## Begin Given data

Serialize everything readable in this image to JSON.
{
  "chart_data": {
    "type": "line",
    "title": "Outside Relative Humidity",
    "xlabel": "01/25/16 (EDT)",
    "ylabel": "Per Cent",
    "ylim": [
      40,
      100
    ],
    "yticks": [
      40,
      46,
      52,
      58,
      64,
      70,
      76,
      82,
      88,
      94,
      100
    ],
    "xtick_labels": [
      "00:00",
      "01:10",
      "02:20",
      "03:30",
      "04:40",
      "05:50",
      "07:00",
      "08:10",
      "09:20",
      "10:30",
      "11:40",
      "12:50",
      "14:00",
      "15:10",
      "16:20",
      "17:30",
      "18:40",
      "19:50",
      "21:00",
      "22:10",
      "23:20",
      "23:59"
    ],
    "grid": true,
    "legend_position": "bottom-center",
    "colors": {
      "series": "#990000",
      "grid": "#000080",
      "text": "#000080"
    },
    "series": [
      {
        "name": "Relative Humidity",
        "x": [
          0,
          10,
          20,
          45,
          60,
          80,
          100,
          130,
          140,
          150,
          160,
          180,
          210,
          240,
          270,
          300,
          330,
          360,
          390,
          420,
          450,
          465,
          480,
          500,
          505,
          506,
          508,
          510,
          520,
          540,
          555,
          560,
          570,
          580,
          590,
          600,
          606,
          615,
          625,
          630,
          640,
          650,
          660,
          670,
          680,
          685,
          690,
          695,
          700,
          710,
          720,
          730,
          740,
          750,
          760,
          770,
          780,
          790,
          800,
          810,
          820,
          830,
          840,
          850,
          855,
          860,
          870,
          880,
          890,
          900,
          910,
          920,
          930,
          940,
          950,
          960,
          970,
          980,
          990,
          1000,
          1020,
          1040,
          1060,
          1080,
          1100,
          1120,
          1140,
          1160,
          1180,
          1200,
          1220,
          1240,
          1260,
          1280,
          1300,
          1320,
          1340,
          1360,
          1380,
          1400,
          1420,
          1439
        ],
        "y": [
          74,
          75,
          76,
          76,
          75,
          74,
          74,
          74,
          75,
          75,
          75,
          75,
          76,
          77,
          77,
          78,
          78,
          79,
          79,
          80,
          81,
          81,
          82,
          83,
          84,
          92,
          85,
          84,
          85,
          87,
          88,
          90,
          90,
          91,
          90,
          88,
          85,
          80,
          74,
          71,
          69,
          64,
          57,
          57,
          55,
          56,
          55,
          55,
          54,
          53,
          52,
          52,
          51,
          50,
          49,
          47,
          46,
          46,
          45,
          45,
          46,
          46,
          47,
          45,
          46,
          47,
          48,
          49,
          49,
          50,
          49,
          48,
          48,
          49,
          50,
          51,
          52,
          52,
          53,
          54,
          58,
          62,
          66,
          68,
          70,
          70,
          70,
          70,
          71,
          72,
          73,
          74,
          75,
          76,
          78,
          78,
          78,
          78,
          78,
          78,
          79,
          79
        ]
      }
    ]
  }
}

## End Given data

Tally up the lines in the preceding listing that contain the string "Relative". Respond with the number and nothing else.

Output for this task: 2